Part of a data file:
+---+

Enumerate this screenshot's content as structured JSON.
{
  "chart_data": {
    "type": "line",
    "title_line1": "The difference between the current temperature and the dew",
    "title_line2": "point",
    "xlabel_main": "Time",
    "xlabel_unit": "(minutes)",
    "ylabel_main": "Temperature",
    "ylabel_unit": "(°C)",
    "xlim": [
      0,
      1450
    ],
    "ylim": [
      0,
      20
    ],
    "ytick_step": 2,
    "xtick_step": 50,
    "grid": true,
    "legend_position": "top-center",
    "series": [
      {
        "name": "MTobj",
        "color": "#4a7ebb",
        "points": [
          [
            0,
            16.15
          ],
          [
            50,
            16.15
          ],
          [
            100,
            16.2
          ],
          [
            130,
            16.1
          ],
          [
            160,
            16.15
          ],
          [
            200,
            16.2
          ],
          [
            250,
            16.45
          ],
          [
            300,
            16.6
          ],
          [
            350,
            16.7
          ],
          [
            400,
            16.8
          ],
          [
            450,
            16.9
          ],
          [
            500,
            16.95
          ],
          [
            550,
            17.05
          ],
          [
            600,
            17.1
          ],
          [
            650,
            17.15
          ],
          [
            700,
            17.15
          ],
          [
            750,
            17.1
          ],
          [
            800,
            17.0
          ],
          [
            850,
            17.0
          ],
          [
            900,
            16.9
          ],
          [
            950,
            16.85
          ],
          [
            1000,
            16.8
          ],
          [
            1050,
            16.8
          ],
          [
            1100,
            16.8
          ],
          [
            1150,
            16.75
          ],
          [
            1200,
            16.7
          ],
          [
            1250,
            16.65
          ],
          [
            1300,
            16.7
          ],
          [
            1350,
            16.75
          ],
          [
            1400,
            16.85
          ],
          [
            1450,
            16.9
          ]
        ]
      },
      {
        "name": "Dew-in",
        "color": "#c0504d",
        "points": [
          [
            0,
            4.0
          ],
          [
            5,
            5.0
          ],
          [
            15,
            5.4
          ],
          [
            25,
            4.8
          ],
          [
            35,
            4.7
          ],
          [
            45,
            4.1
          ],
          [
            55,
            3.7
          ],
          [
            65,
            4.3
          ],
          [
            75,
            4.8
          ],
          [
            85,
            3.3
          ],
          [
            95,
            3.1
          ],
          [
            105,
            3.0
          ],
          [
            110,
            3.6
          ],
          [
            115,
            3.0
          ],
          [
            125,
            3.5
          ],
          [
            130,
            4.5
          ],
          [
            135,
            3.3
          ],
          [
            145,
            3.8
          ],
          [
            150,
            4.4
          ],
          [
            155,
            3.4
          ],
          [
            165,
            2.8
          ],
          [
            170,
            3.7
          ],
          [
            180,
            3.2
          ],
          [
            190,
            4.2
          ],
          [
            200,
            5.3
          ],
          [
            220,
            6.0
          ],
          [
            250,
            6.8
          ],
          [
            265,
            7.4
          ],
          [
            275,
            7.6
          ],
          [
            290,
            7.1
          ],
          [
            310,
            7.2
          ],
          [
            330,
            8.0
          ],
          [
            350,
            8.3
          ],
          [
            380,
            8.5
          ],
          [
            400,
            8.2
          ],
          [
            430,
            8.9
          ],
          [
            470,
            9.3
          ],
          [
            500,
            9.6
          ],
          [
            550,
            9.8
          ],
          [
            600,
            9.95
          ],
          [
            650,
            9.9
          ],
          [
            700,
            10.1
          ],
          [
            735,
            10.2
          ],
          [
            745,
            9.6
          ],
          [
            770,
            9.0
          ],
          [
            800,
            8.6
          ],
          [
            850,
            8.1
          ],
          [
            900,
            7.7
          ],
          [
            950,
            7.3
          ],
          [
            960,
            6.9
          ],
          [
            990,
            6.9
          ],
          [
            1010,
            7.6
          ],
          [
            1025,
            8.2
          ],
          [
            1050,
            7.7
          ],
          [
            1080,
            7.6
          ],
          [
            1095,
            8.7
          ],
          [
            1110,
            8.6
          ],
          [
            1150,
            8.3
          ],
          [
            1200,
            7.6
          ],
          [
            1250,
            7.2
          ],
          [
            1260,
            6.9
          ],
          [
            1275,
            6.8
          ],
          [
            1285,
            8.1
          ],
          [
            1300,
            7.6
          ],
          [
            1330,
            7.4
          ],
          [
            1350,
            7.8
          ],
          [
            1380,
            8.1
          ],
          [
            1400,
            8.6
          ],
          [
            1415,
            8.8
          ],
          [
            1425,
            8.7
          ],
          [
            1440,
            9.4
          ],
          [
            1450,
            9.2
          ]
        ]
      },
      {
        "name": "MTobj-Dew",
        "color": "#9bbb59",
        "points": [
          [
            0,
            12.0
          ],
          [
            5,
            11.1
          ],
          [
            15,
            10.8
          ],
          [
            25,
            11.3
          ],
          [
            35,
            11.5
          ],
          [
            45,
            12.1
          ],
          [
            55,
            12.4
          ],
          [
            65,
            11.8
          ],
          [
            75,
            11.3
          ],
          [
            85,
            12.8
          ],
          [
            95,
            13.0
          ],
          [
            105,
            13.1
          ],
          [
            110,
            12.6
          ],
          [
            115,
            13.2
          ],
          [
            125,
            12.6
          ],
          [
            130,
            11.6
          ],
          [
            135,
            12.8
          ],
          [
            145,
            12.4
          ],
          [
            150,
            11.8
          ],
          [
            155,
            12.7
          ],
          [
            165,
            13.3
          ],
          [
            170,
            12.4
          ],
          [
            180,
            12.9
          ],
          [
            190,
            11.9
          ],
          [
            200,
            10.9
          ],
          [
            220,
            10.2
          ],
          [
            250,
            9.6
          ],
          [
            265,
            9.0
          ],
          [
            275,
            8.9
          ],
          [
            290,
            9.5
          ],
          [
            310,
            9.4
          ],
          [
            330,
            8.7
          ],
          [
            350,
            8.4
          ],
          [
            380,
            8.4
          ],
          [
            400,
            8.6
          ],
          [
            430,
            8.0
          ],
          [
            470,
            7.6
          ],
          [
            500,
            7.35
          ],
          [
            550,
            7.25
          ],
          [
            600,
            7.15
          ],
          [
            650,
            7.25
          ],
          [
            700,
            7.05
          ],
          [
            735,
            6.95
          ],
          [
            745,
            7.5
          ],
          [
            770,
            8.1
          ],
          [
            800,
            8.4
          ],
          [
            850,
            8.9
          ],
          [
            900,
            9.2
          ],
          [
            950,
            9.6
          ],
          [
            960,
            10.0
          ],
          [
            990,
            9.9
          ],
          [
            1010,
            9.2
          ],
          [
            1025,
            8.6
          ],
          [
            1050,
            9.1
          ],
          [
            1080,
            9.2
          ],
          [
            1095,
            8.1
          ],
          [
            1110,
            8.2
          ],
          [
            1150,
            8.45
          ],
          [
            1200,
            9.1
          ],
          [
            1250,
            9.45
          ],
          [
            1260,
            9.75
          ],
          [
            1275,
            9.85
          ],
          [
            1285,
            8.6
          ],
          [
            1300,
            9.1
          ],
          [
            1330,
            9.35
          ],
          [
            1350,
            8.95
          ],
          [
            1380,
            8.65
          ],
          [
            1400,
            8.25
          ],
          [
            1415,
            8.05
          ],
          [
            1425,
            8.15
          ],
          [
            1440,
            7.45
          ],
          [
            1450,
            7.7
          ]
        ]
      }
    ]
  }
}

+---+

## WHAT THE EXERCISE ASKS
From the records above, please extract every line and repeat it exactly.

## RESPONSE
Enumerate this screenshot's content as structured JSON.
{
  "chart_data": {
    "type": "line",
    "title_line1": "The difference between the current temperature and the dew",
    "title_line2": "point",
    "xlabel_main": "Time",
    "xlabel_unit": "(minutes)",
    "ylabel_main": "Temperature",
    "ylabel_unit": "(°C)",
    "xlim": [
      0,
      1450
    ],
    "ylim": [
      0,
      20
    ],
    "ytick_step": 2,
    "xtick_step": 50,
    "grid": true,
    "legend_position": "top-center",
    "series": [
      {
        "name": "MTobj",
        "color": "#4a7ebb",
        "points": [
          [
            0,
            16.15
          ],
          [
            50,
            16.15
          ],
          [
            100,
            16.2
          ],
          [
            130,
            16.1
          ],
          [
            160,
            16.15
          ],
          [
            200,
            16.2
          ],
          [
            250,
            16.45
          ],
          [
            300,
            16.6
          ],
          [
            350,
            16.7
          ],
          [
            400,
            16.8
          ],
          [
            450,
            16.9
          ],
          [
            500,
            16.95
          ],
          [
            550,
            17.05
          ],
          [
            600,
            17.1
          ],
          [
            650,
            17.15
          ],
          [
            700,
            17.15
          ],
          [
            750,
            17.1
          ],
          [
            800,
            17.0
          ],
          [
            850,
            17.0
          ],
          [
            900,
            16.9
          ],
          [
            950,
            16.85
          ],
          [
            1000,
            16.8
          ],
          [
            1050,
            16.8
          ],
          [
            1100,
            16.8
          ],
          [
            1150,
            16.75
          ],
          [
            1200,
            16.7
          ],
          [
            1250,
            16.65
          ],
          [
            1300,
            16.7
          ],
          [
            1350,
            16.75
          ],
          [
            1400,
            16.85
          ],
          [
            1450,
            16.9
          ]
        ]
      },
      {
        "name": "Dew-in",
        "color": "#c0504d",
        "points": [
          [
            0,
            4.0
          ],
          [
            5,
            5.0
          ],
          [
            15,
            5.4
          ],
          [
            25,
            4.8
          ],
          [
            35,
            4.7
          ],
          [
            45,
            4.1
          ],
          [
            55,
            3.7
          ],
          [
            65,
            4.3
          ],
          [
            75,
            4.8
          ],
          [
            85,
            3.3
          ],
          [
            95,
            3.1
          ],
          [
            105,
            3.0
          ],
          [
            110,
            3.6
          ],
          [
            115,
            3.0
          ],
          [
            125,
            3.5
          ],
          [
            130,
            4.5
          ],
          [
            135,
            3.3
          ],
          [
            145,
            3.8
          ],
          [
            150,
            4.4
          ],
          [
            155,
            3.4
          ],
          [
            165,
            2.8
          ],
          [
            170,
            3.7
          ],
          [
            180,
            3.2
          ],
          [
            190,
            4.2
          ],
          [
            200,
            5.3
          ],
          [
            220,
            6.0
          ],
          [
            250,
            6.8
          ],
          [
            265,
            7.4
          ],
          [
            275,
            7.6
          ],
          [
            290,
            7.1
          ],
          [
            310,
            7.2
          ],
          [
            330,
            8.0
          ],
          [
            350,
            8.3
          ],
          [
            380,
            8.5
          ],
          [
            400,
            8.2
          ],
          [
            430,
            8.9
          ],
          [
            470,
            9.3
          ],
          [
            500,
            9.6
          ],
          [
            550,
            9.8
          ],
          [
            600,
            9.95
          ],
          [
            650,
            9.9
          ],
          [
            700,
            10.1
          ],
          [
            735,
            10.2
          ],
          [
            745,
            9.6
          ],
          [
            770,
            9.0
          ],
          [
            800,
            8.6
          ],
          [
            850,
            8.1
          ],
          [
            900,
            7.7
          ],
          [
            950,
            7.3
          ],
          [
            960,
            6.9
          ],
          [
            990,
            6.9
          ],
          [
            1010,
            7.6
          ],
          [
            1025,
            8.2
          ],
          [
            1050,
            7.7
          ],
          [
            1080,
            7.6
          ],
          [
            1095,
            8.7
          ],
          [
            1110,
            8.6
          ],
          [
            1150,
            8.3
          ],
          [
            1200,
            7.6
          ],
          [
            1250,
            7.2
          ],
          [
            1260,
            6.9
          ],
          [
            1275,
            6.8
          ],
          [
            1285,
            8.1
          ],
          [
            1300,
            7.6
          ],
          [
            1330,
            7.4
          ],
          [
            1350,
            7.8
          ],
          [
            1380,
            8.1
          ],
          [
            1400,
            8.6
          ],
          [
            1415,
            8.8
          ],
          [
            1425,
            8.7
          ],
          [
            1440,
            9.4
          ],
          [
            1450,
            9.2
          ]
        ]
      },
      {
        "name": "MTobj-Dew",
        "color": "#9bbb59",
        "points": [
          [
            0,
            12.0
          ],
          [
            5,
            11.1
          ],
          [
            15,
            10.8
          ],
          [
            25,
            11.3
          ],
          [
            35,
            11.5
          ],
          [
            45,
            12.1
          ],
          [
            55,
            12.4
          ],
          [
            65,
            11.8
          ],
          [
            75,
            11.3
          ],
          [
            85,
            12.8
          ],
          [
            95,
            13.0
          ],
          [
            105,
            13.1
          ],
          [
            110,
            12.6
          ],
          [
            115,
            13.2
          ],
          [
            125,
            12.6
          ],
          [
            130,
            11.6
          ],
          [
            135,
            12.8
          ],
          [
            145,
            12.4
          ],
          [
            150,
            11.8
          ],
          [
            155,
            12.7
          ],
          [
            165,
            13.3
          ],
          [
            170,
            12.4
          ],
          [
            180,
            12.9
          ],
          [
            190,
            11.9
          ],
          [
            200,
            10.9
          ],
          [
            220,
            10.2
          ],
          [
            250,
            9.6
          ],
          [
            265,
            9.0
          ],
          [
            275,
            8.9
          ],
          [
            290,
            9.5
          ],
          [
            310,
            9.4
          ],
          [
            330,
            8.7
          ],
          [
            350,
            8.4
          ],
          [
            380,
            8.4
          ],
          [
            400,
            8.6
          ],
          [
            430,
            8.0
          ],
          [
            470,
            7.6
          ],
          [
            500,
            7.35
          ],
          [
            550,
            7.25
          ],
          [
            600,
            7.15
          ],
          [
            650,
            7.25
          ],
          [
            700,
            7.05
          ],
          [
            735,
            6.95
          ],
          [
            745,
            7.5
          ],
          [
            770,
            8.1
          ],
          [
            800,
            8.4
          ],
          [
            850,
            8.9
          ],
          [
            900,
            9.2
          ],
          [
            950,
            9.6
          ],
          [
            960,
            10.0
          ],
          [
            990,
            9.9
          ],
          [
            1010,
            9.2
          ],
          [
            1025,
            8.6
          ],
          [
            1050,
            9.1
          ],
          [
            1080,
            9.2
          ],
          [
            1095,
            8.1
          ],
          [
            1110,
            8.2
          ],
          [
            1150,
            8.45
          ],
          [
            1200,
            9.1
          ],
          [
            1250,
            9.45
          ],
          [
            1260,
            9.75
          ],
          [
            1275,
            9.85
          ],
          [
            1285,
            8.6
          ],
          [
            1300,
            9.1
          ],
          [
            1330,
            9.35
          ],
          [
            1350,
            8.95
          ],
          [
            1380,
            8.65
          ],
          [
            1400,
            8.25
          ],
          [
            1415,
            8.05
          ],
          [
            1425,
            8.15
          ],
          [
            1440,
            7.45
          ],
          [
            1450,
            7.7
          ]
        ]
      }
    ]
  }
}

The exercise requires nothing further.